**WHAT YOU NEED TO DO:** Return all lines below containing the word "linear".

::: RECORDS SHOWN

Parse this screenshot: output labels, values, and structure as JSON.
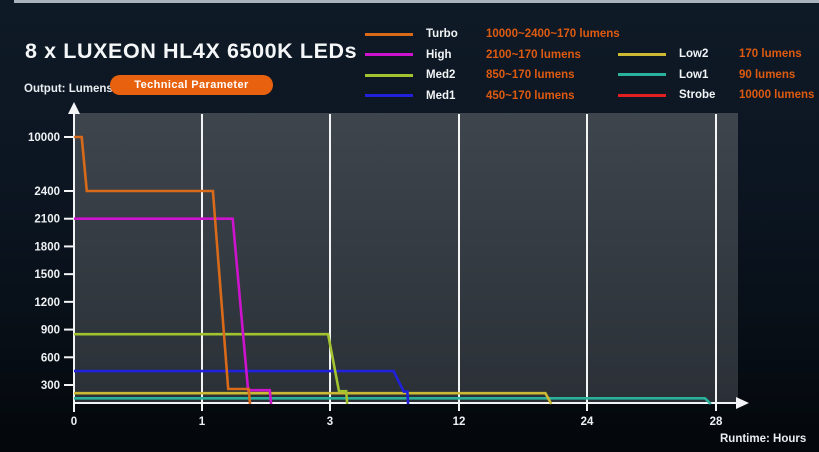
{
  "page": {
    "title": "8 x LUXEON HL4X 6500K LEDs",
    "tech_button_label": "Technical Parameter",
    "y_axis_label": "Output: Lumens",
    "x_axis_label": "Runtime: Hours"
  },
  "colors": {
    "accent_orange": "#e8610e",
    "legend_value_text": "#de5a10",
    "axis_and_grid": "#f2f4f6",
    "plot_bg_top": "#3e454d",
    "plot_bg_bottom": "#2a3036",
    "page_bg_top": "#0e1a26",
    "page_bg_bottom": "#04070b"
  },
  "chart_data": {
    "type": "line",
    "title": "8 x LUXEON HL4X 6500K LEDs",
    "xlabel": "Runtime: Hours",
    "ylabel": "Output: Lumens",
    "x_ticks": [
      0,
      1,
      3,
      12,
      24,
      28
    ],
    "y_ticks": [
      300,
      600,
      900,
      1200,
      1500,
      1800,
      2100,
      2400,
      10000
    ],
    "x_scale_note": "non-linear: tick marks 0,1,3,12,24,28 are equally spaced",
    "y_scale_note": "non-linear: 300-lumen steps up to 2400, compressed jump to 10000",
    "grid": "vertical gridlines at each x tick except 0",
    "legend_position": "top, two columns",
    "series": [
      {
        "mode": "Turbo",
        "color": "#d96a19",
        "output_label": "10000~2400~170 lumens",
        "points_hours_lumens": [
          [
            0,
            10000
          ],
          [
            0.06,
            10000
          ],
          [
            0.1,
            2400
          ],
          [
            1.17,
            2400
          ],
          [
            1.41,
            170
          ],
          [
            1.73,
            170
          ],
          [
            1.75,
            0
          ]
        ]
      },
      {
        "mode": "High",
        "color": "#ce13ce",
        "output_label": "2100~170 lumens",
        "points_hours_lumens": [
          [
            0,
            2100
          ],
          [
            1.48,
            2100
          ],
          [
            1.72,
            170
          ],
          [
            2.06,
            170
          ],
          [
            2.08,
            0
          ]
        ]
      },
      {
        "mode": "Med2",
        "color": "#a2c32f",
        "output_label": "850~170 lumens",
        "points_hours_lumens": [
          [
            0,
            850
          ],
          [
            2.97,
            850
          ],
          [
            3.63,
            170
          ],
          [
            4.13,
            170
          ],
          [
            4.2,
            0
          ]
        ]
      },
      {
        "mode": "Med1",
        "color": "#2121dc",
        "output_label": "450~170 lumens",
        "points_hours_lumens": [
          [
            0,
            450
          ],
          [
            7.43,
            450
          ],
          [
            8.15,
            170
          ],
          [
            8.4,
            170
          ],
          [
            8.45,
            0
          ]
        ]
      },
      {
        "mode": "Low2",
        "color": "#ccba34",
        "output_label": "170 lumens",
        "points_hours_lumens": [
          [
            0,
            170
          ],
          [
            20.1,
            170
          ],
          [
            20.65,
            0
          ]
        ]
      },
      {
        "mode": "Low1",
        "color": "#29b19b",
        "output_label": "90 lumens",
        "points_hours_lumens": [
          [
            0,
            90
          ],
          [
            27.66,
            90
          ],
          [
            27.84,
            0
          ]
        ]
      },
      {
        "mode": "Strobe",
        "color": "#e02020",
        "output_label": "10000 lumens",
        "points_hours_lumens": []
      }
    ],
    "legend": {
      "left_column_modes": [
        "Turbo",
        "High",
        "Med2",
        "Med1"
      ],
      "right_column_modes": [
        "Low2",
        "Low1",
        "Strobe"
      ]
    }
  }
}
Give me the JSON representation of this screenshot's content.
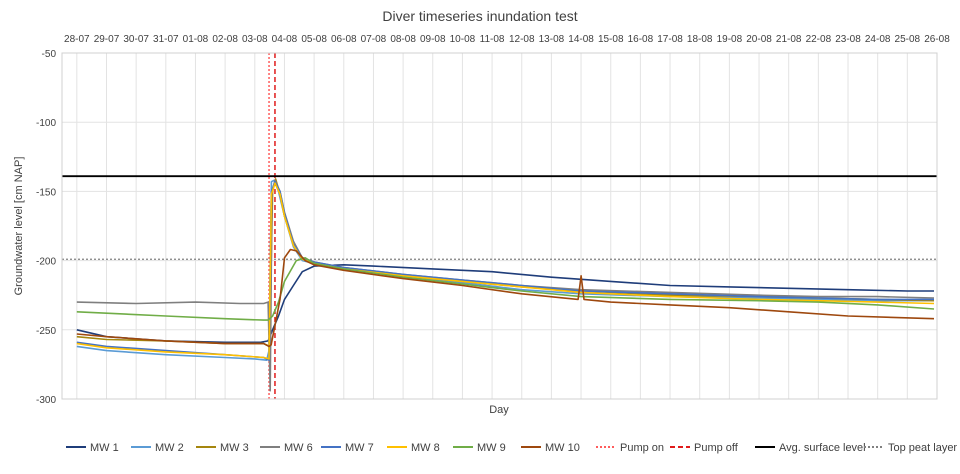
{
  "chart_data": {
    "type": "line",
    "title": "Diver timeseries inundation test",
    "xlabel": "Day",
    "ylabel": "Groundwater level [cm NAP]",
    "ylim": [
      -300,
      -50
    ],
    "yticks": [
      -50,
      -100,
      -150,
      -200,
      -250,
      -300
    ],
    "grid": true,
    "legend_position": "bottom",
    "categories": [
      "28-07",
      "29-07",
      "30-07",
      "31-07",
      "01-08",
      "02-08",
      "03-08",
      "04-08",
      "05-08",
      "06-08",
      "07-08",
      "08-08",
      "09-08",
      "10-08",
      "11-08",
      "12-08",
      "13-08",
      "14-08",
      "15-08",
      "16-08",
      "17-08",
      "18-08",
      "19-08",
      "20-08",
      "21-08",
      "22-08",
      "23-08",
      "24-08",
      "25-08",
      "26-08"
    ],
    "series": [
      {
        "name": "MW 1",
        "color": "#1f3d7a",
        "style": "solid",
        "points": [
          [
            0,
            -250
          ],
          [
            1,
            -255
          ],
          [
            3,
            -258
          ],
          [
            5,
            -259
          ],
          [
            6.2,
            -259
          ],
          [
            6.45,
            -258
          ],
          [
            6.6,
            -250
          ],
          [
            6.8,
            -240
          ],
          [
            7.0,
            -228
          ],
          [
            7.3,
            -218
          ],
          [
            7.6,
            -208
          ],
          [
            8,
            -204
          ],
          [
            9,
            -203
          ],
          [
            10,
            -204
          ],
          [
            12,
            -206
          ],
          [
            14,
            -208
          ],
          [
            16,
            -212
          ],
          [
            18,
            -215
          ],
          [
            20,
            -218
          ],
          [
            22,
            -219
          ],
          [
            24,
            -220
          ],
          [
            26,
            -221
          ],
          [
            28,
            -222
          ],
          [
            28.9,
            -222
          ]
        ]
      },
      {
        "name": "MW 2",
        "color": "#5b9bd5",
        "style": "solid",
        "points": [
          [
            0,
            -262
          ],
          [
            1,
            -265
          ],
          [
            3,
            -268
          ],
          [
            5,
            -270
          ],
          [
            6,
            -271
          ],
          [
            6.4,
            -272
          ],
          [
            6.48,
            -265
          ],
          [
            6.56,
            -143
          ],
          [
            6.65,
            -142
          ],
          [
            6.8,
            -150
          ],
          [
            7,
            -168
          ],
          [
            7.3,
            -190
          ],
          [
            7.6,
            -200
          ],
          [
            8,
            -202
          ],
          [
            9,
            -206
          ],
          [
            11,
            -211
          ],
          [
            13,
            -216
          ],
          [
            15,
            -221
          ],
          [
            17,
            -224
          ],
          [
            20,
            -226
          ],
          [
            23,
            -227
          ],
          [
            25,
            -228
          ],
          [
            27,
            -229
          ],
          [
            28.9,
            -229
          ]
        ]
      },
      {
        "name": "MW 3",
        "color": "#a5860e",
        "style": "solid",
        "points": [
          [
            0,
            -255
          ],
          [
            1,
            -257
          ],
          [
            3,
            -258
          ],
          [
            5,
            -260
          ],
          [
            6.3,
            -260
          ],
          [
            6.5,
            -262
          ],
          [
            6.6,
            -150
          ],
          [
            6.7,
            -141
          ],
          [
            6.85,
            -152
          ],
          [
            7.0,
            -168
          ],
          [
            7.3,
            -188
          ],
          [
            7.6,
            -198
          ],
          [
            8,
            -201
          ],
          [
            9,
            -206
          ],
          [
            11,
            -211
          ],
          [
            13,
            -215
          ],
          [
            15,
            -219
          ],
          [
            17,
            -222
          ],
          [
            20,
            -225
          ],
          [
            23,
            -226
          ],
          [
            25,
            -227
          ],
          [
            27,
            -228
          ],
          [
            28.9,
            -229
          ]
        ]
      },
      {
        "name": "MW 6",
        "color": "#7f7f7f",
        "style": "solid",
        "points": [
          [
            0,
            -230
          ],
          [
            2,
            -231
          ],
          [
            4,
            -230
          ],
          [
            5.5,
            -231
          ],
          [
            6.3,
            -231
          ],
          [
            6.45,
            -230
          ],
          [
            6.52,
            -294
          ],
          [
            6.58,
            -150
          ],
          [
            6.68,
            -142
          ],
          [
            6.85,
            -150
          ],
          [
            7,
            -165
          ],
          [
            7.3,
            -186
          ],
          [
            7.6,
            -198
          ],
          [
            8,
            -201
          ],
          [
            9,
            -205
          ],
          [
            11,
            -210
          ],
          [
            13,
            -214
          ],
          [
            15,
            -218
          ],
          [
            17,
            -221
          ],
          [
            20,
            -223
          ],
          [
            23,
            -225
          ],
          [
            25,
            -226
          ],
          [
            27,
            -226
          ],
          [
            28.9,
            -227
          ]
        ]
      },
      {
        "name": "MW 7",
        "color": "#4472c4",
        "style": "solid",
        "points": [
          [
            0,
            -259
          ],
          [
            1,
            -262
          ],
          [
            3,
            -265
          ],
          [
            5,
            -268
          ],
          [
            6.3,
            -270
          ],
          [
            6.48,
            -272
          ],
          [
            6.56,
            -150
          ],
          [
            6.68,
            -143
          ],
          [
            6.85,
            -150
          ],
          [
            7,
            -166
          ],
          [
            7.3,
            -188
          ],
          [
            7.6,
            -198
          ],
          [
            8,
            -201
          ],
          [
            9,
            -205
          ],
          [
            11,
            -210
          ],
          [
            13,
            -214
          ],
          [
            15,
            -218
          ],
          [
            17,
            -222
          ],
          [
            20,
            -224
          ],
          [
            23,
            -226
          ],
          [
            25,
            -227
          ],
          [
            27,
            -228
          ],
          [
            28.9,
            -228
          ]
        ]
      },
      {
        "name": "MW 8",
        "color": "#ffc000",
        "style": "solid",
        "points": [
          [
            0,
            -260
          ],
          [
            1,
            -263
          ],
          [
            3,
            -266
          ],
          [
            5,
            -268
          ],
          [
            6.3,
            -270
          ],
          [
            6.48,
            -271
          ],
          [
            6.56,
            -152
          ],
          [
            6.68,
            -144
          ],
          [
            6.85,
            -152
          ],
          [
            7,
            -168
          ],
          [
            7.3,
            -189
          ],
          [
            7.6,
            -199
          ],
          [
            8,
            -202
          ],
          [
            9,
            -206
          ],
          [
            11,
            -211
          ],
          [
            13,
            -215
          ],
          [
            15,
            -219
          ],
          [
            17,
            -223
          ],
          [
            20,
            -226
          ],
          [
            23,
            -228
          ],
          [
            25,
            -229
          ],
          [
            27,
            -230
          ],
          [
            28.9,
            -231
          ]
        ]
      },
      {
        "name": "MW 9",
        "color": "#70ad47",
        "style": "solid",
        "points": [
          [
            0,
            -237
          ],
          [
            1,
            -238
          ],
          [
            3,
            -240
          ],
          [
            5,
            -242
          ],
          [
            6.3,
            -243
          ],
          [
            6.45,
            -243
          ],
          [
            6.6,
            -240
          ],
          [
            6.8,
            -230
          ],
          [
            7.0,
            -215
          ],
          [
            7.4,
            -200
          ],
          [
            7.7,
            -198
          ],
          [
            8,
            -202
          ],
          [
            9,
            -206
          ],
          [
            11,
            -212
          ],
          [
            13,
            -217
          ],
          [
            15,
            -222
          ],
          [
            17,
            -226
          ],
          [
            20,
            -228
          ],
          [
            23,
            -229
          ],
          [
            25,
            -230
          ],
          [
            27,
            -232
          ],
          [
            28.9,
            -235
          ]
        ]
      },
      {
        "name": "MW 10",
        "color": "#9e480e",
        "style": "solid",
        "points": [
          [
            0,
            -253
          ],
          [
            1,
            -255
          ],
          [
            3,
            -258
          ],
          [
            5,
            -260
          ],
          [
            6.3,
            -260
          ],
          [
            6.48,
            -262
          ],
          [
            6.55,
            -261
          ],
          [
            6.65,
            -250
          ],
          [
            6.85,
            -228
          ],
          [
            7.0,
            -198
          ],
          [
            7.2,
            -192
          ],
          [
            7.4,
            -193
          ],
          [
            7.7,
            -200
          ],
          [
            8,
            -203
          ],
          [
            9,
            -207
          ],
          [
            11,
            -213
          ],
          [
            13,
            -218
          ],
          [
            15,
            -224
          ],
          [
            16.9,
            -228
          ],
          [
            17,
            -211
          ],
          [
            17.1,
            -228
          ],
          [
            18,
            -230
          ],
          [
            20,
            -232
          ],
          [
            22,
            -234
          ],
          [
            24,
            -237
          ],
          [
            26,
            -240
          ],
          [
            28.9,
            -242
          ]
        ]
      },
      {
        "name": "Pump on",
        "color": "#ff5c5c",
        "style": "dotted",
        "x": 6.48
      },
      {
        "name": "Pump off",
        "color": "#e01b1b",
        "style": "dashed",
        "x": 6.68
      },
      {
        "name": "Avg. surface level",
        "color": "#000000",
        "style": "solid",
        "y": -139
      },
      {
        "name": "Top peat layer",
        "color": "#808080",
        "style": "dotted",
        "y": -199
      }
    ]
  }
}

::::::

**TASK RESULT:**
    "x_scale_note": "non-linear: tick marks 0,1,3,12,24,28 are equally spaced",
    "y_scale_note": "non-linear: 300-lumen steps up to 2400, compressed jump to 10000",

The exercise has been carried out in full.